[Stored data entries]
>> start

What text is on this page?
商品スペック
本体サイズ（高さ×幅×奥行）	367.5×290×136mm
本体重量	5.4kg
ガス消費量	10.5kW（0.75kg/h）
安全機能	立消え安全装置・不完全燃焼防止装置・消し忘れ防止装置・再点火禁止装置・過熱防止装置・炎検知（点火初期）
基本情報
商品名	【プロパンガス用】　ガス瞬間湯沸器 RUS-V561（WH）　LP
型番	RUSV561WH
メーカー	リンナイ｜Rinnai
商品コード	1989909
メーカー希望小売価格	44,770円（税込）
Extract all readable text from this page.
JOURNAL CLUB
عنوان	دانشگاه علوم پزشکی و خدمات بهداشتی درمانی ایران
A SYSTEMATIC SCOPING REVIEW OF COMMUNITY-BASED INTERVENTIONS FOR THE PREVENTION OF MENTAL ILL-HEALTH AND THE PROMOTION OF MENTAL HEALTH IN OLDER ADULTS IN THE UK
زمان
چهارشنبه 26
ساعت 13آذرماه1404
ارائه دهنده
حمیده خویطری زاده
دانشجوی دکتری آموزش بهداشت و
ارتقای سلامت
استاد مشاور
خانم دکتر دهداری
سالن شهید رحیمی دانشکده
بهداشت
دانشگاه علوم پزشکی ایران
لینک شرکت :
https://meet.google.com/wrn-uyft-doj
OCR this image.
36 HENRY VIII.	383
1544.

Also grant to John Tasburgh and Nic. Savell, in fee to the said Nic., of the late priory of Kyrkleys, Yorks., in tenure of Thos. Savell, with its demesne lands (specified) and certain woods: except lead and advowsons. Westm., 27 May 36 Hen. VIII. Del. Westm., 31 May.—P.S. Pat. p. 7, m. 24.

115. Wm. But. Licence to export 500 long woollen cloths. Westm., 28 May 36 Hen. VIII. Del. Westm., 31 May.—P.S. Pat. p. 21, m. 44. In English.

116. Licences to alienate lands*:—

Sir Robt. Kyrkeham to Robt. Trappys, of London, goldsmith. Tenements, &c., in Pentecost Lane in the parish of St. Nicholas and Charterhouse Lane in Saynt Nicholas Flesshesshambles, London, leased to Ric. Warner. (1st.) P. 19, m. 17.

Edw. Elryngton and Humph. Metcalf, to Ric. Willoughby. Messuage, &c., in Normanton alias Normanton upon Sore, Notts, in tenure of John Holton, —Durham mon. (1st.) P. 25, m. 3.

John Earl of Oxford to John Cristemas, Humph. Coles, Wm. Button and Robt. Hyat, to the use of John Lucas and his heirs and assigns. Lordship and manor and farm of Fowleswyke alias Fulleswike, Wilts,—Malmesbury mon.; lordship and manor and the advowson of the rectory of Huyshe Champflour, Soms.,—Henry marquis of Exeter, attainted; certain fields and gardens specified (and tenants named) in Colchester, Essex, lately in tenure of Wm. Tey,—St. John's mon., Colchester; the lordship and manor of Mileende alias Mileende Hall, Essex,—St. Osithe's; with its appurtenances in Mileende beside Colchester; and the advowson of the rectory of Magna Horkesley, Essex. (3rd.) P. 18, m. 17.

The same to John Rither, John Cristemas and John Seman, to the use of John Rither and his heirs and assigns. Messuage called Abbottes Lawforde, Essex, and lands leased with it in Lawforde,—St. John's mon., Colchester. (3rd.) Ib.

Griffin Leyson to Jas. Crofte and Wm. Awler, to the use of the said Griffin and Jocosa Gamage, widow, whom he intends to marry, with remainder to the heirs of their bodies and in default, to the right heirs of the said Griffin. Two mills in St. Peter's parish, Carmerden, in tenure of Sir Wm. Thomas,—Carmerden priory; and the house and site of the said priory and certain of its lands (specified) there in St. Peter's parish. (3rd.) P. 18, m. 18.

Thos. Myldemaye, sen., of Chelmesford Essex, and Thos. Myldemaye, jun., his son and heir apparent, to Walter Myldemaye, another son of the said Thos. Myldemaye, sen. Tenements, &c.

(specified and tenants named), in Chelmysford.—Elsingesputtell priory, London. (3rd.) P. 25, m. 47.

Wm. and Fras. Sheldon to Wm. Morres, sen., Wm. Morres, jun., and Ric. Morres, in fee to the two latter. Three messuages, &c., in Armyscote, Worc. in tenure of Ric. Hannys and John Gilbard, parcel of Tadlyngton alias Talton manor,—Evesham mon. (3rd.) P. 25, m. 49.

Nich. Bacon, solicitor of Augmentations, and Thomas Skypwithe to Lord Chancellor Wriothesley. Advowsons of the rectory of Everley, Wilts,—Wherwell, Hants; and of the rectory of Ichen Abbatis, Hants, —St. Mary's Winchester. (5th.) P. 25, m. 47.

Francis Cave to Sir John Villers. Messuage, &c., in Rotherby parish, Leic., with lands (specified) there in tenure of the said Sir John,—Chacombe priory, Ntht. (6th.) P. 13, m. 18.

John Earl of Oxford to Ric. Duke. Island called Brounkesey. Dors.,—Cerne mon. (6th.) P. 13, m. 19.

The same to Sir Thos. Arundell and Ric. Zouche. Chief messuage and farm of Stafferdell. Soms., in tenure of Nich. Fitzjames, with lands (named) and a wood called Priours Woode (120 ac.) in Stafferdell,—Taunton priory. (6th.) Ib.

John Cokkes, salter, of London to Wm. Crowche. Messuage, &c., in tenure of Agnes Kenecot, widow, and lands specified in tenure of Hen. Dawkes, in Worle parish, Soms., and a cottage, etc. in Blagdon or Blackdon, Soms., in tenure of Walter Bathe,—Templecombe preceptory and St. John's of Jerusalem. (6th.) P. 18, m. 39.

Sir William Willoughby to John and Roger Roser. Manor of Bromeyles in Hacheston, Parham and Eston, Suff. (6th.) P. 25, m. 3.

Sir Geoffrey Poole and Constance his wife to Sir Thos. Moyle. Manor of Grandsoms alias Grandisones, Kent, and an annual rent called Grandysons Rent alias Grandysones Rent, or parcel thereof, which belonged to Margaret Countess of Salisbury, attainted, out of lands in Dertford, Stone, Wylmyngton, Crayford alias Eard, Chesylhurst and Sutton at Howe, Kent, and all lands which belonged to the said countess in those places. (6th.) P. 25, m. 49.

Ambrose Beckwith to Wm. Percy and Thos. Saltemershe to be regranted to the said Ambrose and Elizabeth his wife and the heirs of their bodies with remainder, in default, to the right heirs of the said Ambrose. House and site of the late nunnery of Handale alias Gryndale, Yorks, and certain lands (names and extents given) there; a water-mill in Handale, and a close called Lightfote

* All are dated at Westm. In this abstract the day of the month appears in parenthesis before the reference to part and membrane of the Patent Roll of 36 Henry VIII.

>> end

Exercise requirements:
Give back all the data exactly as written.

Answer for the task:
What text is on this page?
商品スペック
本体サイズ（高さ×幅×奥行）	367.5×290×136mm
本体重量	5.4kg
ガス消費量	10.5kW（0.75kg/h）
安全機能	立消え安全装置・不完全燃焼防止装置・消し忘れ防止装置・再点火禁止装置・過熱防止装置・炎検知（点火初期）
基本情報
商品名	【プロパンガス用】　ガス瞬間湯沸器 RUS-V561（WH）　LP
型番	RUSV561WH
メーカー	リンナイ｜Rinnai
商品コード	1989909
メーカー希望小売価格	44,770円（税込）
Extract all readable text from this page.
JOURNAL CLUB
عنوان	دانشگاه علوم پزشکی و خدمات بهداشتی درمانی ایران
A SYSTEMATIC SCOPING REVIEW OF COMMUNITY-BASED INTERVENTIONS FOR THE PREVENTION OF MENTAL ILL-HEALTH AND THE PROMOTION OF MENTAL HEALTH IN OLDER ADULTS IN THE UK
زمان
چهارشنبه 26
ساعت 13آذرماه1404
ارائه دهنده
حمیده خویطری زاده
دانشجوی دکتری آموزش بهداشت و
ارتقای سلامت
استاد مشاور
خانم دکتر دهداری
سالن شهید رحیمی دانشکده
بهداشت
دانشگاه علوم پزشکی ایران
لینک شرکت :
https://meet.google.com/wrn-uyft-doj
OCR this image.
36 HENRY VIII.	383
1544.

Also grant to John Tasburgh and Nic. Savell, in fee to the said Nic., of the late priory of Kyrkleys, Yorks., in tenure of Thos. Savell, with its demesne lands (specified) and certain woods: except lead and advowsons. Westm., 27 May 36 Hen. VIII. Del. Westm., 31 May.—P.S. Pat. p. 7, m. 24.

115. Wm. But. Licence to export 500 long woollen cloths. Westm., 28 May 36 Hen. VIII. Del. Westm., 31 May.—P.S. Pat. p. 21, m. 44. In English.

116. Licences to alienate lands*:—

Sir Robt. Kyrkeham to Robt. Trappys, of London, goldsmith. Tenements, &c., in Pentecost Lane in the parish of St. Nicholas and Charterhouse Lane in Saynt Nicholas Flesshesshambles, London, leased to Ric. Warner. (1st.) P. 19, m. 17.

Edw. Elryngton and Humph. Metcalf, to Ric. Willoughby. Messuage, &c., in Normanton alias Normanton upon Sore, Notts, in tenure of John Holton, —Durham mon. (1st.) P. 25, m. 3.

John Earl of Oxford to John Cristemas, Humph. Coles, Wm. Button and Robt. Hyat, to the use of John Lucas and his heirs and assigns. Lordship and manor and farm of Fowleswyke alias Fulleswike, Wilts,—Malmesbury mon.; lordship and manor and the advowson of the rectory of Huyshe Champflour, Soms.,—Henry marquis of Exeter, attainted; certain fields and gardens specified (and tenants named) in Colchester, Essex, lately in tenure of Wm. Tey,—St. John's mon., Colchester; the lordship and manor of Mileende alias Mileende Hall, Essex,—St. Osithe's; with its appurtenances in Mileende beside Colchester; and the advowson of the rectory of Magna Horkesley, Essex. (3rd.) P. 18, m. 17.

The same to John Rither, John Cristemas and John Seman, to the use of John Rither and his heirs and assigns. Messuage called Abbottes Lawforde, Essex, and lands leased with it in Lawforde,—St. John's mon., Colchester. (3rd.) Ib.

Griffin Leyson to Jas. Crofte and Wm. Awler, to the use of the said Griffin and Jocosa Gamage, widow, whom he intends to marry, with remainder to the heirs of their bodies and in default, to the right heirs of the said Griffin. Two mills in St. Peter's parish, Carmerden, in tenure of Sir Wm. Thomas,—Carmerden priory; and the house and site of the said priory and certain of its lands (specified) there in St. Peter's parish. (3rd.) P. 18, m. 18.

Thos. Myldemaye, sen., of Chelmesford Essex, and Thos. Myldemaye, jun., his son and heir apparent, to Walter Myldemaye, another son of the said Thos. Myldemaye, sen. Tenements, &c.

(specified and tenants named), in Chelmysford.—Elsingesputtell priory, London. (3rd.) P. 25, m. 47.

Wm. and Fras. Sheldon to Wm. Morres, sen., Wm. Morres, jun., and Ric. Morres, in fee to the two latter. Three messuages, &c., in Armyscote, Worc. in tenure of Ric. Hannys and John Gilbard, parcel of Tadlyngton alias Talton manor,—Evesham mon. (3rd.) P. 25, m. 49.

Nich. Bacon, solicitor of Augmentations, and Thomas Skypwithe to Lord Chancellor Wriothesley. Advowsons of the rectory of Everley, Wilts,—Wherwell, Hants; and of the rectory of Ichen Abbatis, Hants, —St. Mary's Winchester. (5th.) P. 25, m. 47.

Francis Cave to Sir John Villers. Messuage, &c., in Rotherby parish, Leic., with lands (specified) there in tenure of the said Sir John,—Chacombe priory, Ntht. (6th.) P. 13, m. 18.

John Earl of Oxford to Ric. Duke. Island called Brounkesey. Dors.,—Cerne mon. (6th.) P. 13, m. 19.

The same to Sir Thos. Arundell and Ric. Zouche. Chief messuage and farm of Stafferdell. Soms., in tenure of Nich. Fitzjames, with lands (named) and a wood called Priours Woode (120 ac.) in Stafferdell,—Taunton priory. (6th.) Ib.

John Cokkes, salter, of London to Wm. Crowche. Messuage, &c., in tenure of Agnes Kenecot, widow, and lands specified in tenure of Hen. Dawkes, in Worle parish, Soms., and a cottage, etc. in Blagdon or Blackdon, Soms., in tenure of Walter Bathe,—Templecombe preceptory and St. John's of Jerusalem. (6th.) P. 18, m. 39.

Sir William Willoughby to John and Roger Roser. Manor of Bromeyles in Hacheston, Parham and Eston, Suff. (6th.) P. 25, m. 3.

Sir Geoffrey Poole and Constance his wife to Sir Thos. Moyle. Manor of Grandsoms alias Grandisones, Kent, and an annual rent called Grandysons Rent alias Grandysones Rent, or parcel thereof, which belonged to Margaret Countess of Salisbury, attainted, out of lands in Dertford, Stone, Wylmyngton, Crayford alias Eard, Chesylhurst and Sutton at Howe, Kent, and all lands which belonged to the said countess in those places. (6th.) P. 25, m. 49.

Ambrose Beckwith to Wm. Percy and Thos. Saltemershe to be regranted to the said Ambrose and Elizabeth his wife and the heirs of their bodies with remainder, in default, to the right heirs of the said Ambrose. House and site of the late nunnery of Handale alias Gryndale, Yorks, and certain lands (names and extents given) there; a water-mill in Handale, and a close called Lightfote

* All are dated at Westm. In this abstract the day of the month appears in parenthesis before the reference to part and membrane of the Patent Roll of 36 Henry VIII.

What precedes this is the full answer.